-- Begin Material shown --

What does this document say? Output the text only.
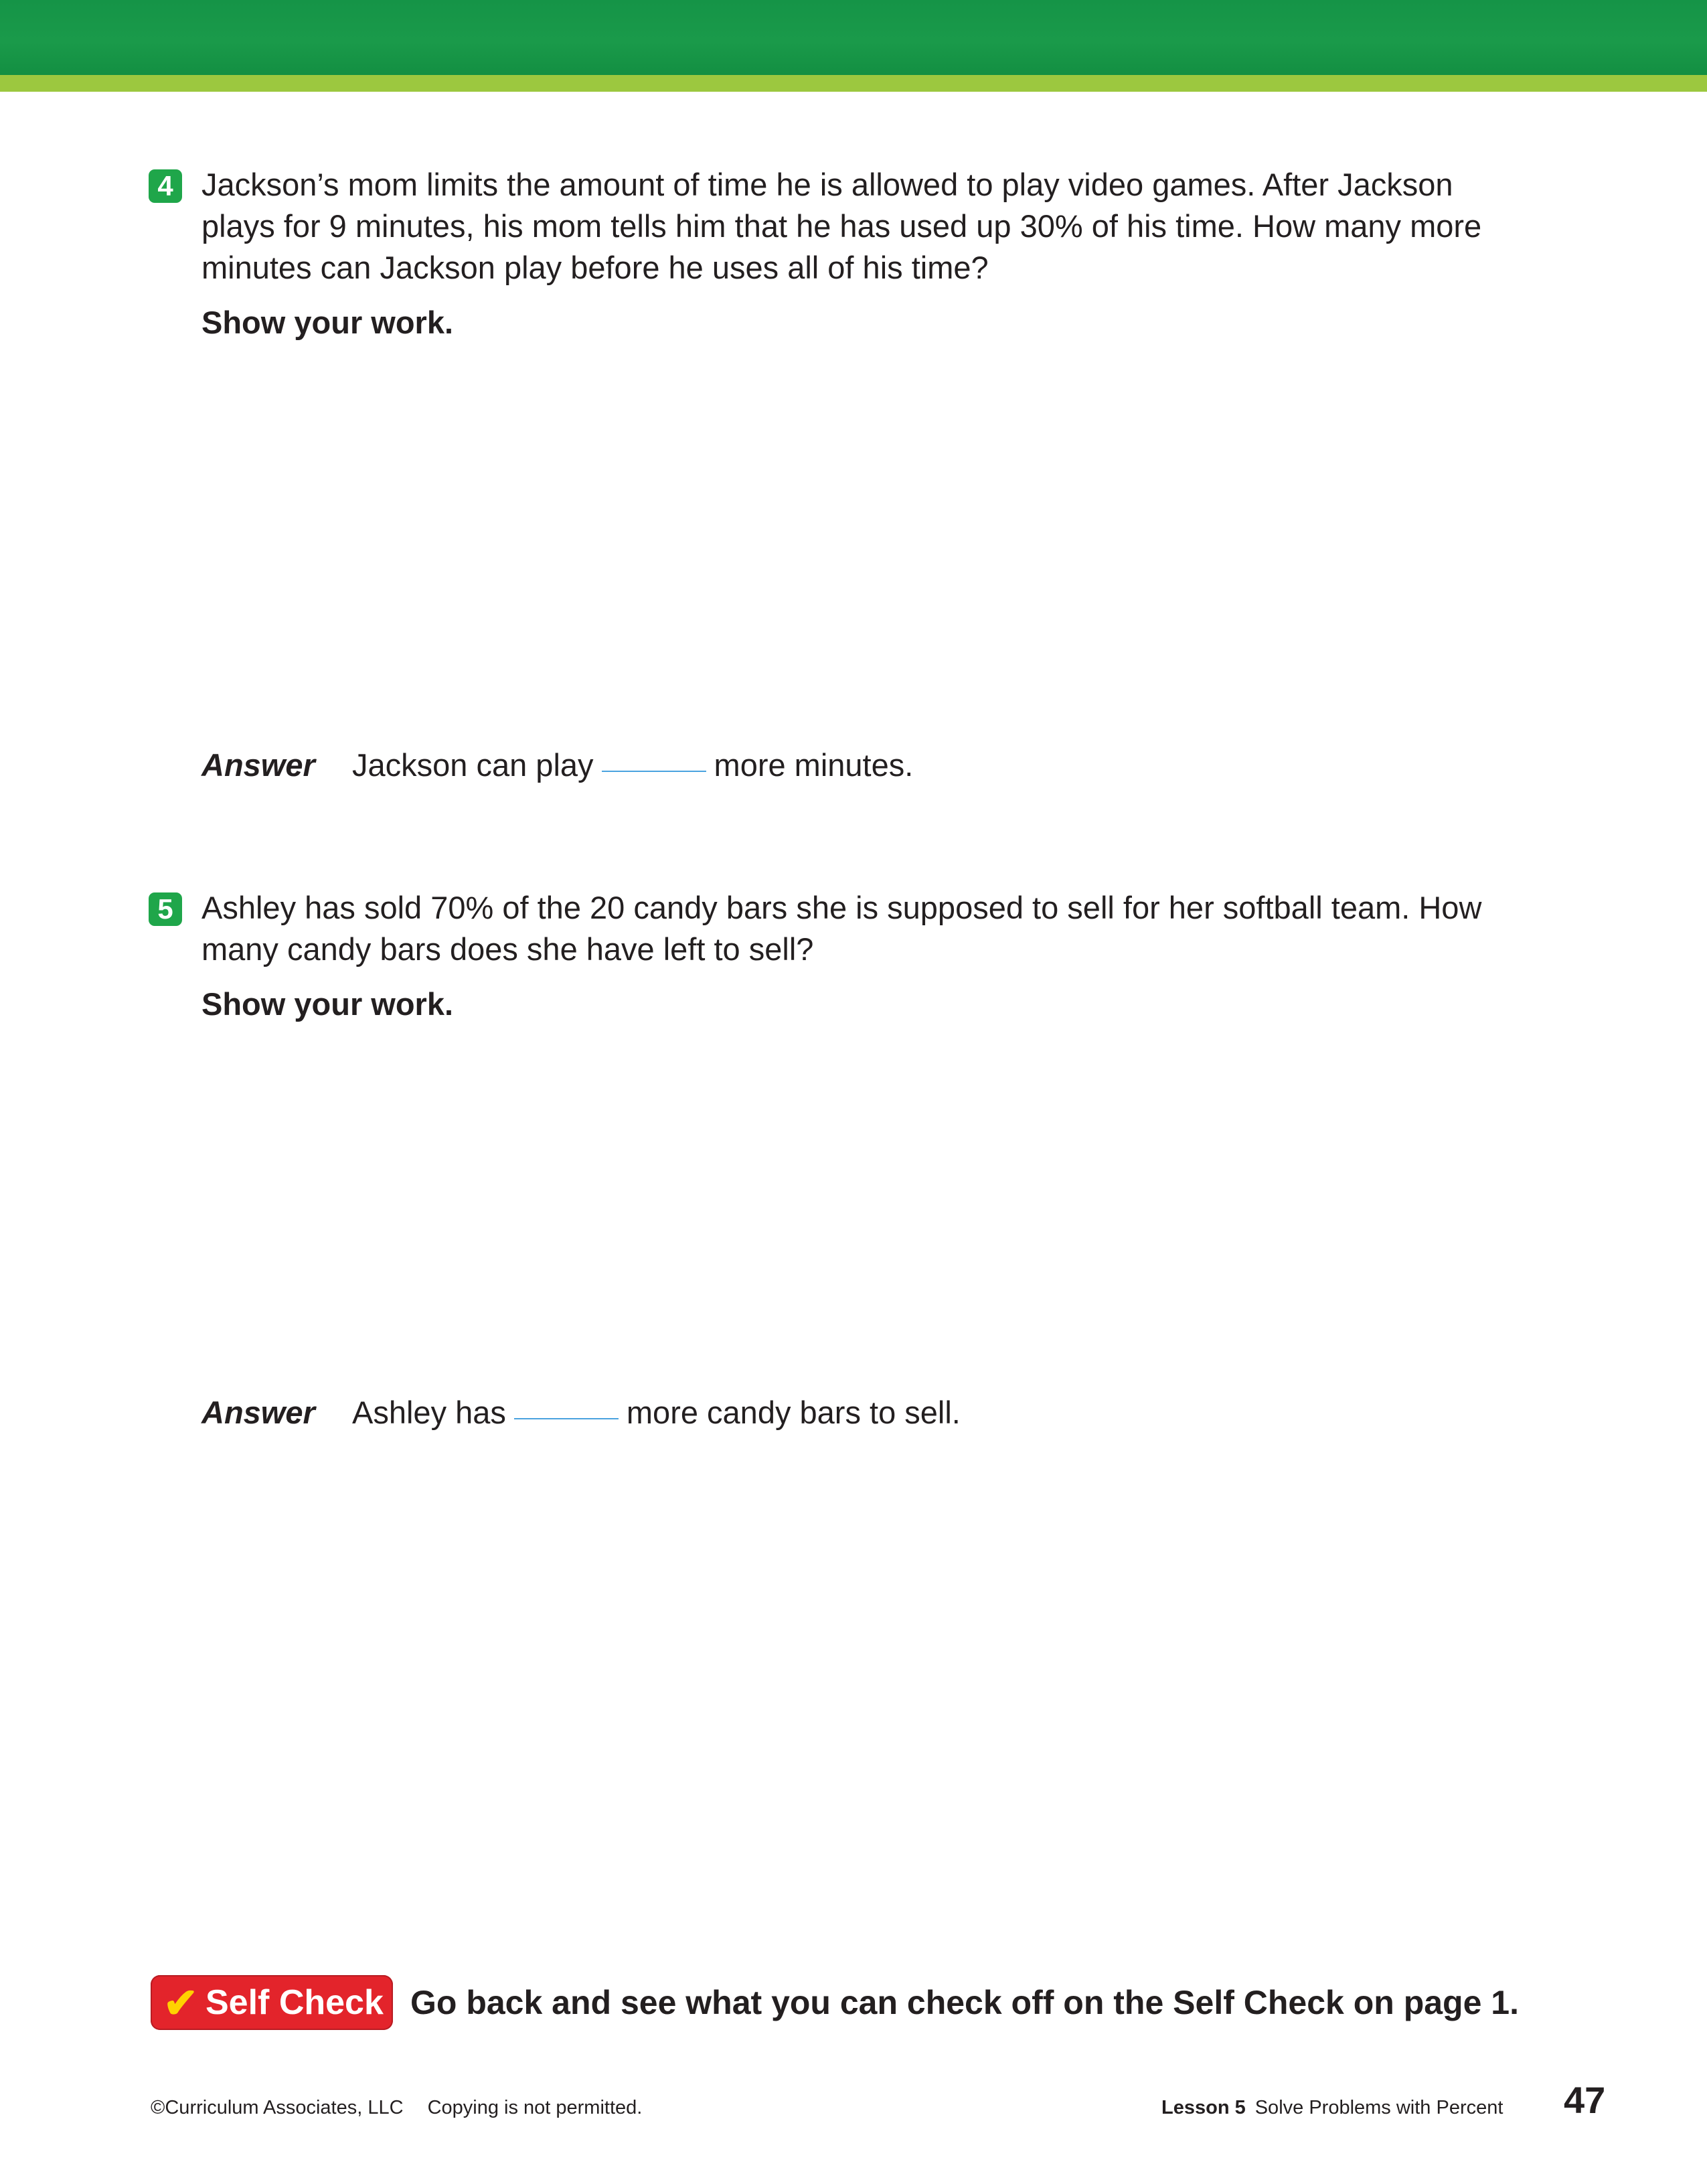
4 Jackson’s mom limits the amount of time he is allowed to play video games. After Jackson plays for 9 minutes, his mom tells him that he has used up 30% of his time. How many more minutes can Jackson play before he uses all of his time?
Show your work.
Answer Jackson can play	more minutes.
5 Ashley has sold 70% of the 20 candy bars she is supposed to sell for her softball team. How many candy bars does she have left to sell?
Show your work.
Answer Ashley has	more candy bars to sell.
✔ Self Check Go back and see what you can check off on the Self Check on page 1.
©Curriculum Associates, LLC Copying is not permitted.	Lesson 5 Solve Problems with Percent 47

-- End Material shown --

Without the pictures, restate each entry exactly.

#### [Output of the task]
What does this document say? Output the text only.
4 Jackson’s mom limits the amount of time he is allowed to play video games. After Jackson plays for 9 minutes, his mom tells him that he has used up 30% of his time. How many more minutes can Jackson play before he uses all of his time?
Show your work.
Answer Jackson can play	more minutes.
5 Ashley has sold 70% of the 20 candy bars she is supposed to sell for her softball team. How many candy bars does she have left to sell?
Show your work.
Answer Ashley has	more candy bars to sell.
✔ Self Check Go back and see what you can check off on the Self Check on page 1.
©Curriculum Associates, LLC Copying is not permitted.	Lesson 5 Solve Problems with Percent 47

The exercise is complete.